[START OF INPUT RECORDS]

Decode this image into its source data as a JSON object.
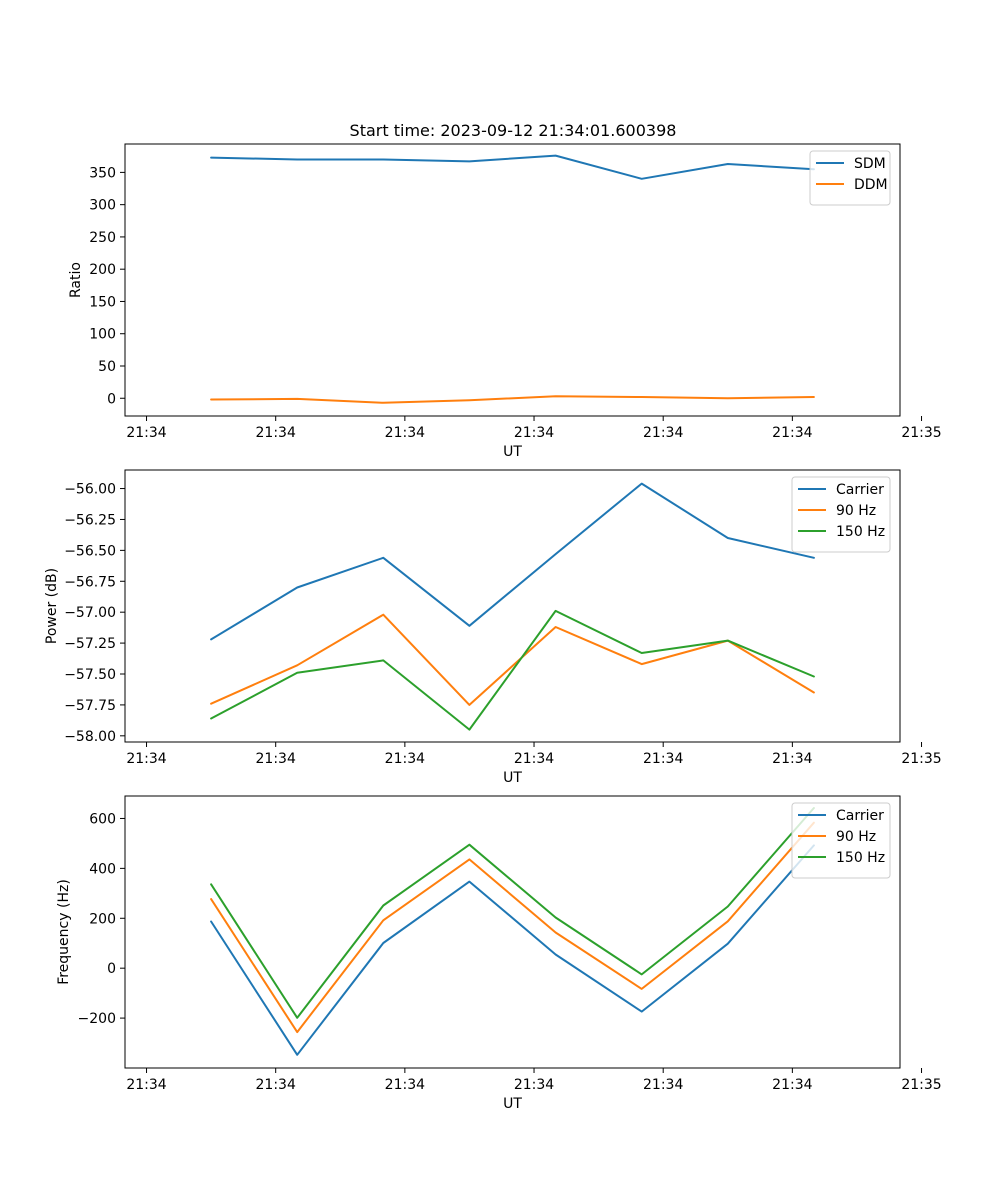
{
  "figure_title": "Start time: 2023-09-12 21:34:01.600398",
  "colors": {
    "blue": "#1f77b4",
    "orange": "#ff7f0e",
    "green": "#2ca02c"
  },
  "chart_data": [
    {
      "type": "line",
      "title": "Start time: 2023-09-12 21:34:01.600398",
      "xlabel": "UT",
      "ylabel": "Ratio",
      "xlim": [
        0,
        18
      ],
      "x_ticks": [
        0.5,
        3.5,
        6.5,
        9.5,
        12.5,
        15.5,
        18.5
      ],
      "x_tick_labels": [
        "21:34",
        "21:34",
        "21:34",
        "21:34",
        "21:34",
        "21:34",
        "21:35"
      ],
      "ylim": [
        -27.5,
        394
      ],
      "y_ticks": [
        0,
        50,
        100,
        150,
        200,
        250,
        300,
        350
      ],
      "y_tick_labels": [
        "0",
        "50",
        "100",
        "150",
        "200",
        "250",
        "300",
        "350"
      ],
      "legend_position": "top-right",
      "x": [
        2,
        4,
        6,
        8,
        10,
        12,
        14,
        16
      ],
      "series": [
        {
          "name": "SDM",
          "color": "#1f77b4",
          "values": [
            373,
            370,
            370,
            367,
            376,
            340,
            363,
            355
          ]
        },
        {
          "name": "DDM",
          "color": "#ff7f0e",
          "values": [
            -2,
            -1,
            -7,
            -3,
            3,
            2,
            0,
            2
          ]
        }
      ]
    },
    {
      "type": "line",
      "title": "",
      "xlabel": "UT",
      "ylabel": "Power (dB)",
      "xlim": [
        0,
        18
      ],
      "x_ticks": [
        0.5,
        3.5,
        6.5,
        9.5,
        12.5,
        15.5,
        18.5
      ],
      "x_tick_labels": [
        "21:34",
        "21:34",
        "21:34",
        "21:34",
        "21:34",
        "21:34",
        "21:35"
      ],
      "ylim": [
        -58.05,
        -55.85
      ],
      "y_ticks": [
        -58.0,
        -57.75,
        -57.5,
        -57.25,
        -57.0,
        -56.75,
        -56.5,
        -56.25,
        -56.0
      ],
      "y_tick_labels": [
        "−58.00",
        "−57.75",
        "−57.50",
        "−57.25",
        "−57.00",
        "−56.75",
        "−56.50",
        "−56.25",
        "−56.00"
      ],
      "legend_position": "top-right",
      "x": [
        2,
        4,
        6,
        8,
        10,
        12,
        14,
        16
      ],
      "series": [
        {
          "name": "Carrier",
          "color": "#1f77b4",
          "values": [
            -57.22,
            -56.8,
            -56.56,
            -57.11,
            -56.53,
            -55.96,
            -56.4,
            -56.56
          ]
        },
        {
          "name": "90 Hz",
          "color": "#ff7f0e",
          "values": [
            -57.74,
            -57.43,
            -57.02,
            -57.75,
            -57.12,
            -57.42,
            -57.23,
            -57.65
          ]
        },
        {
          "name": "150 Hz",
          "color": "#2ca02c",
          "values": [
            -57.86,
            -57.49,
            -57.39,
            -57.95,
            -56.99,
            -57.33,
            -57.23,
            -57.52
          ]
        }
      ]
    },
    {
      "type": "line",
      "title": "",
      "xlabel": "UT",
      "ylabel": "Frequency (Hz)",
      "xlim": [
        0,
        18
      ],
      "x_ticks": [
        0.5,
        3.5,
        6.5,
        9.5,
        12.5,
        15.5,
        18.5
      ],
      "x_tick_labels": [
        "21:34",
        "21:34",
        "21:34",
        "21:34",
        "21:34",
        "21:34",
        "21:35"
      ],
      "ylim": [
        -400,
        690
      ],
      "y_ticks": [
        -200,
        0,
        200,
        400,
        600
      ],
      "y_tick_labels": [
        "−200",
        "0",
        "200",
        "400",
        "600"
      ],
      "legend_position": "top-right",
      "x": [
        2,
        4,
        6,
        8,
        10,
        12,
        14,
        16
      ],
      "series": [
        {
          "name": "Carrier",
          "color": "#1f77b4",
          "values": [
            187,
            -347,
            101,
            347,
            55,
            -174,
            98,
            492
          ]
        },
        {
          "name": "90 Hz",
          "color": "#ff7f0e",
          "values": [
            277,
            -256,
            192,
            436,
            143,
            -83,
            188,
            583
          ]
        },
        {
          "name": "150 Hz",
          "color": "#2ca02c",
          "values": [
            336,
            -199,
            251,
            495,
            203,
            -25,
            247,
            642
          ]
        }
      ]
    }
  ]
}
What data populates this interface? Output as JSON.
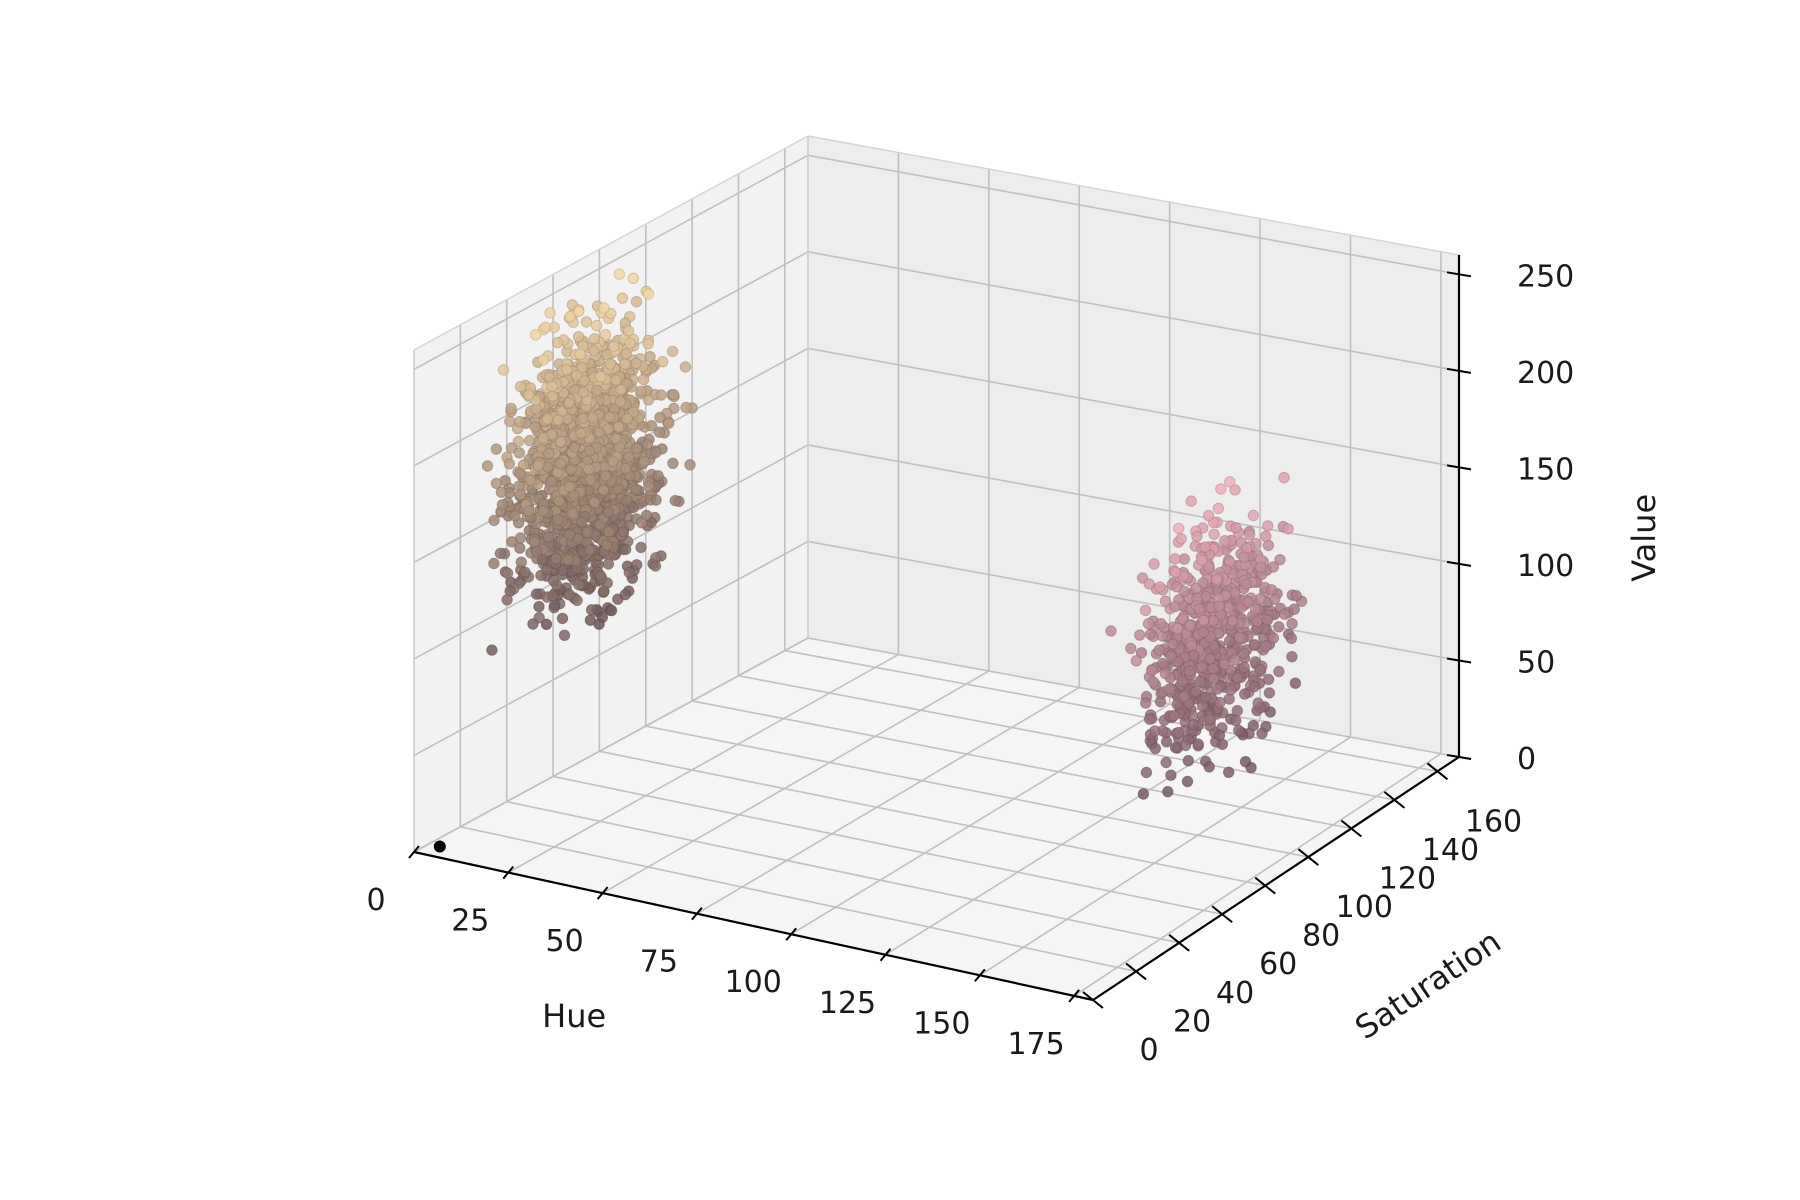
{
  "chart_data": {
    "type": "scatter3d",
    "xlabel": "Hue",
    "ylabel": "Saturation",
    "zlabel": "Value",
    "xlim": [
      0,
      180
    ],
    "ylim": [
      0,
      170
    ],
    "zlim": [
      0,
      260
    ],
    "x_ticks": [
      0,
      25,
      50,
      75,
      100,
      125,
      150,
      175
    ],
    "y_ticks": [
      0,
      20,
      40,
      60,
      80,
      100,
      120,
      140,
      160
    ],
    "z_ticks": [
      0,
      50,
      100,
      150,
      200,
      250
    ],
    "grid": true,
    "clusters": [
      {
        "hue_range": [
          2,
          28
        ],
        "saturation_range": [
          20,
          80
        ],
        "value_range": [
          95,
          255
        ],
        "approx_count": 1600,
        "color_low": "#6b5559",
        "color_high": "#f5d9a6"
      },
      {
        "hue_range": [
          160,
          179
        ],
        "saturation_range": [
          40,
          110
        ],
        "value_range": [
          60,
          200
        ],
        "approx_count": 650,
        "color_low": "#735861",
        "color_high": "#f2b1bd"
      }
    ],
    "outlier_points": [
      {
        "hue": 5,
        "saturation": 3,
        "value": 3,
        "color": "#000000"
      }
    ]
  }
}
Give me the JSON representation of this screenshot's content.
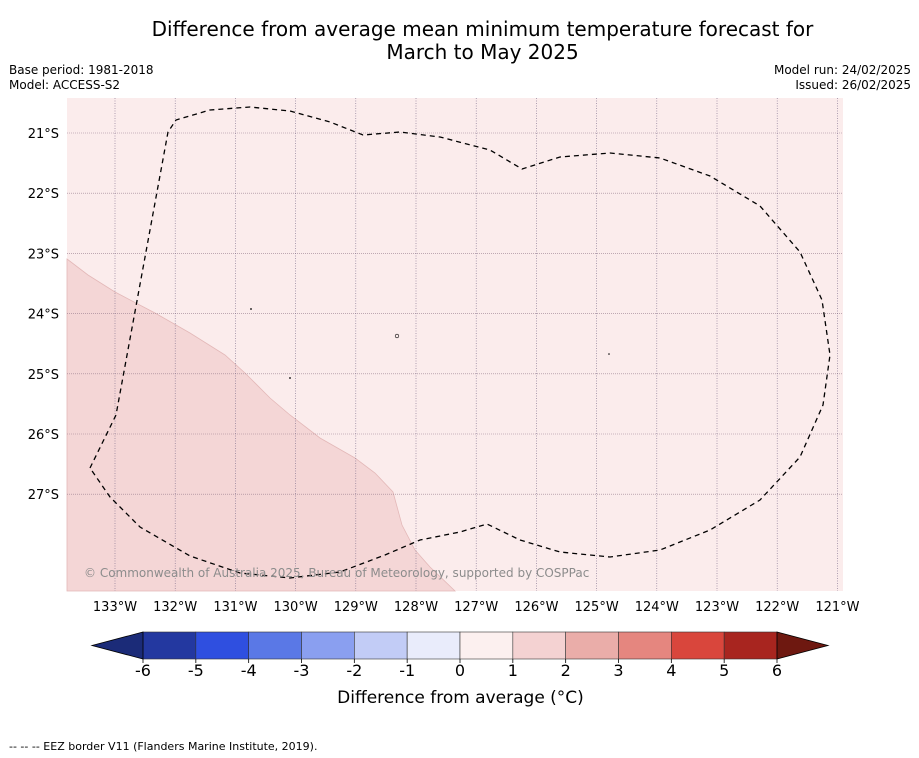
{
  "title": "Difference from average mean minimum temperature forecast for\nMarch to May 2025",
  "meta_left": {
    "base_period": "Base period: 1981-2018",
    "model": "Model: ACCESS-S2"
  },
  "meta_right": {
    "model_run": "Model run: 24/02/2025",
    "issued": "Issued: 26/02/2025"
  },
  "map": {
    "lat_labels": [
      "21°S",
      "22°S",
      "23°S",
      "24°S",
      "25°S",
      "26°S",
      "27°S"
    ],
    "lon_labels": [
      "133°W",
      "132°W",
      "131°W",
      "130°W",
      "129°W",
      "128°W",
      "127°W",
      "126°W",
      "125°W",
      "124°W",
      "123°W",
      "122°W",
      "121°W"
    ],
    "background_category": "0 to 1",
    "region_category": "1 to 2",
    "copyright": "© Commonwealth of Australia 2025, Bureau of Meteorology, supported by COSPPac"
  },
  "colorbar": {
    "ticks": [
      "-6",
      "-5",
      "-4",
      "-3",
      "-2",
      "-1",
      "0",
      "1",
      "2",
      "3",
      "4",
      "5",
      "6"
    ],
    "colors": [
      "#2338a0",
      "#2f4fe0",
      "#5a78e6",
      "#8a9ff0",
      "#c2ccf6",
      "#e9ecfb",
      "#fcf0ef",
      "#f4d2d2",
      "#eaada9",
      "#e5867f",
      "#d9463c",
      "#a8251f"
    ],
    "under_color": "#1b2b78",
    "over_color": "#6e1810",
    "label": "Difference from average (°C)"
  },
  "footnote": "-- -- -- EEZ border V11 (Flanders Marine Institute, 2019)."
}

[END OF INPUT RECORDS]

• [AIM] Without the pictures, repeat all the records word for word.

• [SOLUTION TO THE PROBLEM]
Decode this image into its source data as a JSON object.
{
  "figure_title": "Start time: 2023-09-12 21:34:01.600398",
  "colors": {
    "blue": "#1f77b4",
    "orange": "#ff7f0e",
    "green": "#2ca02c"
  },
  "chart_data": [
    {
      "type": "line",
      "title": "Start time: 2023-09-12 21:34:01.600398",
      "xlabel": "UT",
      "ylabel": "Ratio",
      "xlim": [
        0,
        18
      ],
      "x_ticks": [
        0.5,
        3.5,
        6.5,
        9.5,
        12.5,
        15.5,
        18.5
      ],
      "x_tick_labels": [
        "21:34",
        "21:34",
        "21:34",
        "21:34",
        "21:34",
        "21:34",
        "21:35"
      ],
      "ylim": [
        -27.5,
        394
      ],
      "y_ticks": [
        0,
        50,
        100,
        150,
        200,
        250,
        300,
        350
      ],
      "y_tick_labels": [
        "0",
        "50",
        "100",
        "150",
        "200",
        "250",
        "300",
        "350"
      ],
      "legend_position": "top-right",
      "x": [
        2,
        4,
        6,
        8,
        10,
        12,
        14,
        16
      ],
      "series": [
        {
          "name": "SDM",
          "color": "#1f77b4",
          "values": [
            373,
            370,
            370,
            367,
            376,
            340,
            363,
            355
          ]
        },
        {
          "name": "DDM",
          "color": "#ff7f0e",
          "values": [
            -2,
            -1,
            -7,
            -3,
            3,
            2,
            0,
            2
          ]
        }
      ]
    },
    {
      "type": "line",
      "title": "",
      "xlabel": "UT",
      "ylabel": "Power (dB)",
      "xlim": [
        0,
        18
      ],
      "x_ticks": [
        0.5,
        3.5,
        6.5,
        9.5,
        12.5,
        15.5,
        18.5
      ],
      "x_tick_labels": [
        "21:34",
        "21:34",
        "21:34",
        "21:34",
        "21:34",
        "21:34",
        "21:35"
      ],
      "ylim": [
        -58.05,
        -55.85
      ],
      "y_ticks": [
        -58.0,
        -57.75,
        -57.5,
        -57.25,
        -57.0,
        -56.75,
        -56.5,
        -56.25,
        -56.0
      ],
      "y_tick_labels": [
        "−58.00",
        "−57.75",
        "−57.50",
        "−57.25",
        "−57.00",
        "−56.75",
        "−56.50",
        "−56.25",
        "−56.00"
      ],
      "legend_position": "top-right",
      "x": [
        2,
        4,
        6,
        8,
        10,
        12,
        14,
        16
      ],
      "series": [
        {
          "name": "Carrier",
          "color": "#1f77b4",
          "values": [
            -57.22,
            -56.8,
            -56.56,
            -57.11,
            -56.53,
            -55.96,
            -56.4,
            -56.56
          ]
        },
        {
          "name": "90 Hz",
          "color": "#ff7f0e",
          "values": [
            -57.74,
            -57.43,
            -57.02,
            -57.75,
            -57.12,
            -57.42,
            -57.23,
            -57.65
          ]
        },
        {
          "name": "150 Hz",
          "color": "#2ca02c",
          "values": [
            -57.86,
            -57.49,
            -57.39,
            -57.95,
            -56.99,
            -57.33,
            -57.23,
            -57.52
          ]
        }
      ]
    },
    {
      "type": "line",
      "title": "",
      "xlabel": "UT",
      "ylabel": "Frequency (Hz)",
      "xlim": [
        0,
        18
      ],
      "x_ticks": [
        0.5,
        3.5,
        6.5,
        9.5,
        12.5,
        15.5,
        18.5
      ],
      "x_tick_labels": [
        "21:34",
        "21:34",
        "21:34",
        "21:34",
        "21:34",
        "21:34",
        "21:35"
      ],
      "ylim": [
        -400,
        690
      ],
      "y_ticks": [
        -200,
        0,
        200,
        400,
        600
      ],
      "y_tick_labels": [
        "−200",
        "0",
        "200",
        "400",
        "600"
      ],
      "legend_position": "top-right",
      "x": [
        2,
        4,
        6,
        8,
        10,
        12,
        14,
        16
      ],
      "series": [
        {
          "name": "Carrier",
          "color": "#1f77b4",
          "values": [
            187,
            -347,
            101,
            347,
            55,
            -174,
            98,
            492
          ]
        },
        {
          "name": "90 Hz",
          "color": "#ff7f0e",
          "values": [
            277,
            -256,
            192,
            436,
            143,
            -83,
            188,
            583
          ]
        },
        {
          "name": "150 Hz",
          "color": "#2ca02c",
          "values": [
            336,
            -199,
            251,
            495,
            203,
            -25,
            247,
            642
          ]
        }
      ]
    }
  ]
}
What data populates this interface? Output as JSON.
{
  "chart_data": {
    "type": "scatter3d",
    "xlabel": "Hue",
    "ylabel": "Saturation",
    "zlabel": "Value",
    "xlim": [
      0,
      180
    ],
    "ylim": [
      0,
      170
    ],
    "zlim": [
      0,
      260
    ],
    "x_ticks": [
      0,
      25,
      50,
      75,
      100,
      125,
      150,
      175
    ],
    "y_ticks": [
      0,
      20,
      40,
      60,
      80,
      100,
      120,
      140,
      160
    ],
    "z_ticks": [
      0,
      50,
      100,
      150,
      200,
      250
    ],
    "grid": true,
    "clusters": [
      {
        "hue_range": [
          2,
          28
        ],
        "saturation_range": [
          20,
          80
        ],
        "value_range": [
          95,
          255
        ],
        "approx_count": 1600,
        "color_low": "#6b5559",
        "color_high": "#f5d9a6"
      },
      {
        "hue_range": [
          160,
          179
        ],
        "saturation_range": [
          40,
          110
        ],
        "value_range": [
          60,
          200
        ],
        "approx_count": 650,
        "color_low": "#735861",
        "color_high": "#f2b1bd"
      }
    ],
    "outlier_points": [
      {
        "hue": 5,
        "saturation": 3,
        "value": 3,
        "color": "#000000"
      }
    ]
  }
}
Give me the JSON representation of this screenshot's content.
{
  "title": "Difference from average mean minimum temperature forecast for\nMarch to May 2025",
  "meta_left": {
    "base_period": "Base period: 1981-2018",
    "model": "Model: ACCESS-S2"
  },
  "meta_right": {
    "model_run": "Model run: 24/02/2025",
    "issued": "Issued: 26/02/2025"
  },
  "map": {
    "lat_labels": [
      "21°S",
      "22°S",
      "23°S",
      "24°S",
      "25°S",
      "26°S",
      "27°S"
    ],
    "lon_labels": [
      "133°W",
      "132°W",
      "131°W",
      "130°W",
      "129°W",
      "128°W",
      "127°W",
      "126°W",
      "125°W",
      "124°W",
      "123°W",
      "122°W",
      "121°W"
    ],
    "background_category": "0 to 1",
    "region_category": "1 to 2",
    "copyright": "© Commonwealth of Australia 2025, Bureau of Meteorology, supported by COSPPac"
  },
  "colorbar": {
    "ticks": [
      "-6",
      "-5",
      "-4",
      "-3",
      "-2",
      "-1",
      "0",
      "1",
      "2",
      "3",
      "4",
      "5",
      "6"
    ],
    "colors": [
      "#2338a0",
      "#2f4fe0",
      "#5a78e6",
      "#8a9ff0",
      "#c2ccf6",
      "#e9ecfb",
      "#fcf0ef",
      "#f4d2d2",
      "#eaada9",
      "#e5867f",
      "#d9463c",
      "#a8251f"
    ],
    "under_color": "#1b2b78",
    "over_color": "#6e1810",
    "label": "Difference from average (°C)"
  },
  "footnote": "-- -- -- EEZ border V11 (Flanders Marine Institute, 2019)."
}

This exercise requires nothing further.